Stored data
-- -- --

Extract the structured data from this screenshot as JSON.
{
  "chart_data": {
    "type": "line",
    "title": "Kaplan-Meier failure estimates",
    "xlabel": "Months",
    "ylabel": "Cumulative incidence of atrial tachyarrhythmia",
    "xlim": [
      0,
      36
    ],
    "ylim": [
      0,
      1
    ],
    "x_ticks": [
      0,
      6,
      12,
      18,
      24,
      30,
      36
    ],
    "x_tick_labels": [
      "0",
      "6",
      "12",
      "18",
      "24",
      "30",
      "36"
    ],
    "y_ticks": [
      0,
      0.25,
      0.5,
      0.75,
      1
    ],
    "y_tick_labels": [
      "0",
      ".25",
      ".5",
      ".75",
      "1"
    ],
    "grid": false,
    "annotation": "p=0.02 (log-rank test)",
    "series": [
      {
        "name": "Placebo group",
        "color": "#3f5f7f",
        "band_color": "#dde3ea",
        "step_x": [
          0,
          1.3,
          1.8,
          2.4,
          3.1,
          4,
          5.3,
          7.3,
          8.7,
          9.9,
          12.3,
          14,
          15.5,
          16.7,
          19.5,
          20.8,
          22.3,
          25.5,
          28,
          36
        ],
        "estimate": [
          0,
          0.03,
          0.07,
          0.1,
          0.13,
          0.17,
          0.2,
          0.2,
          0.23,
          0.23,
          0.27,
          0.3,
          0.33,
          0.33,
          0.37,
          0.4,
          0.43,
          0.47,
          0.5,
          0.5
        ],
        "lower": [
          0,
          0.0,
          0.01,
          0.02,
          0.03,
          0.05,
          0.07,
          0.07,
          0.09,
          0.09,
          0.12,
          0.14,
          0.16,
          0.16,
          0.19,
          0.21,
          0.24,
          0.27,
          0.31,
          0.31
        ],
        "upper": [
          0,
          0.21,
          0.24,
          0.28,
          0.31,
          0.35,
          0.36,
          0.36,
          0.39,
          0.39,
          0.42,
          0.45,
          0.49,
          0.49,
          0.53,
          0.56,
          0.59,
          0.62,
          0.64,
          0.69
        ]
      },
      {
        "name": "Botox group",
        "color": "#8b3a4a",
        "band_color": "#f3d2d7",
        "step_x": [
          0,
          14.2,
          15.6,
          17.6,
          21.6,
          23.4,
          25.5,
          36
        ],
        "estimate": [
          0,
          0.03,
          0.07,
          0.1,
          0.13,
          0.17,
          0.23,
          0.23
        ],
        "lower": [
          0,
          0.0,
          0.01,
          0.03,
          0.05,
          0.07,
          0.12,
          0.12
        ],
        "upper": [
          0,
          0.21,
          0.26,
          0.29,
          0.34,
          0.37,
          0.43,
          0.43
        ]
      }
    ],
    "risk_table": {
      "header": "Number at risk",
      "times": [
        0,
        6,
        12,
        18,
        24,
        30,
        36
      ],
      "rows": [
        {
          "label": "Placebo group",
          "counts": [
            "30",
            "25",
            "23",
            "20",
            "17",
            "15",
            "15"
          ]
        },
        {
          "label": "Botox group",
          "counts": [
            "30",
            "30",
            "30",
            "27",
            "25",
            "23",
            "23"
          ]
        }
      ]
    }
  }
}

-- -- --

Set task
Copy out the whole listing, exactly as written.

Right answer
Extract the structured data from this screenshot as JSON.
{
  "chart_data": {
    "type": "line",
    "title": "Kaplan-Meier failure estimates",
    "xlabel": "Months",
    "ylabel": "Cumulative incidence of atrial tachyarrhythmia",
    "xlim": [
      0,
      36
    ],
    "ylim": [
      0,
      1
    ],
    "x_ticks": [
      0,
      6,
      12,
      18,
      24,
      30,
      36
    ],
    "x_tick_labels": [
      "0",
      "6",
      "12",
      "18",
      "24",
      "30",
      "36"
    ],
    "y_ticks": [
      0,
      0.25,
      0.5,
      0.75,
      1
    ],
    "y_tick_labels": [
      "0",
      ".25",
      ".5",
      ".75",
      "1"
    ],
    "grid": false,
    "annotation": "p=0.02 (log-rank test)",
    "series": [
      {
        "name": "Placebo group",
        "color": "#3f5f7f",
        "band_color": "#dde3ea",
        "step_x": [
          0,
          1.3,
          1.8,
          2.4,
          3.1,
          4,
          5.3,
          7.3,
          8.7,
          9.9,
          12.3,
          14,
          15.5,
          16.7,
          19.5,
          20.8,
          22.3,
          25.5,
          28,
          36
        ],
        "estimate": [
          0,
          0.03,
          0.07,
          0.1,
          0.13,
          0.17,
          0.2,
          0.2,
          0.23,
          0.23,
          0.27,
          0.3,
          0.33,
          0.33,
          0.37,
          0.4,
          0.43,
          0.47,
          0.5,
          0.5
        ],
        "lower": [
          0,
          0.0,
          0.01,
          0.02,
          0.03,
          0.05,
          0.07,
          0.07,
          0.09,
          0.09,
          0.12,
          0.14,
          0.16,
          0.16,
          0.19,
          0.21,
          0.24,
          0.27,
          0.31,
          0.31
        ],
        "upper": [
          0,
          0.21,
          0.24,
          0.28,
          0.31,
          0.35,
          0.36,
          0.36,
          0.39,
          0.39,
          0.42,
          0.45,
          0.49,
          0.49,
          0.53,
          0.56,
          0.59,
          0.62,
          0.64,
          0.69
        ]
      },
      {
        "name": "Botox group",
        "color": "#8b3a4a",
        "band_color": "#f3d2d7",
        "step_x": [
          0,
          14.2,
          15.6,
          17.6,
          21.6,
          23.4,
          25.5,
          36
        ],
        "estimate": [
          0,
          0.03,
          0.07,
          0.1,
          0.13,
          0.17,
          0.23,
          0.23
        ],
        "lower": [
          0,
          0.0,
          0.01,
          0.03,
          0.05,
          0.07,
          0.12,
          0.12
        ],
        "upper": [
          0,
          0.21,
          0.26,
          0.29,
          0.34,
          0.37,
          0.43,
          0.43
        ]
      }
    ],
    "risk_table": {
      "header": "Number at risk",
      "times": [
        0,
        6,
        12,
        18,
        24,
        30,
        36
      ],
      "rows": [
        {
          "label": "Placebo group",
          "counts": [
            "30",
            "25",
            "23",
            "20",
            "17",
            "15",
            "15"
          ]
        },
        {
          "label": "Botox group",
          "counts": [
            "30",
            "30",
            "30",
            "27",
            "25",
            "23",
            "23"
          ]
        }
      ]
    }
  }
}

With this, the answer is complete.